Your task is to repeat the entries word for word while leaving out the pictures.

**Entries provided**
>>>>>

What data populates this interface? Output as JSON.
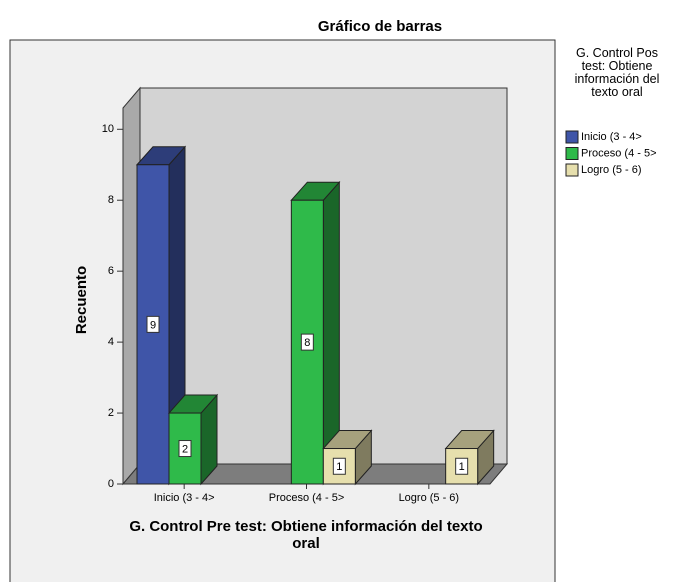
{
  "chart_data": {
    "type": "bar3d",
    "title": "Gráfico de barras",
    "x_label": "G. Control Pre test: Obtiene información del texto oral",
    "y_label": "Recuento",
    "categories": [
      "Inicio (3 - 4>",
      "Proceso (4 - 5>",
      "Logro (5 - 6)"
    ],
    "legend_title": "G. Control Pos test: Obtiene información del texto oral",
    "series": [
      {
        "name": "Inicio (3 - 4>",
        "color": "#3f55a8",
        "values": [
          9,
          null,
          null
        ]
      },
      {
        "name": "Proceso (4 - 5>",
        "color": "#2fba4a",
        "values": [
          2,
          8,
          null
        ]
      },
      {
        "name": "Logro (5 - 6)",
        "color": "#e6dfad",
        "values": [
          null,
          1,
          1
        ]
      }
    ],
    "ylim": [
      0,
      10.6
    ],
    "yticks": [
      0,
      2,
      4,
      6,
      8,
      10
    ],
    "grid": false,
    "legend": "right"
  }
}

<<<<<

**Response**
What data populates this interface? Output as JSON.
{
  "chart_data": {
    "type": "bar3d",
    "title": "Gráfico de barras",
    "x_label": "G. Control Pre test: Obtiene información del texto oral",
    "y_label": "Recuento",
    "categories": [
      "Inicio (3 - 4>",
      "Proceso (4 - 5>",
      "Logro (5 - 6)"
    ],
    "legend_title": "G. Control Pos test: Obtiene información del texto oral",
    "series": [
      {
        "name": "Inicio (3 - 4>",
        "color": "#3f55a8",
        "values": [
          9,
          null,
          null
        ]
      },
      {
        "name": "Proceso (4 - 5>",
        "color": "#2fba4a",
        "values": [
          2,
          8,
          null
        ]
      },
      {
        "name": "Logro (5 - 6)",
        "color": "#e6dfad",
        "values": [
          null,
          1,
          1
        ]
      }
    ],
    "ylim": [
      0,
      10.6
    ],
    "yticks": [
      0,
      2,
      4,
      6,
      8,
      10
    ],
    "grid": false,
    "legend": "right"
  }
}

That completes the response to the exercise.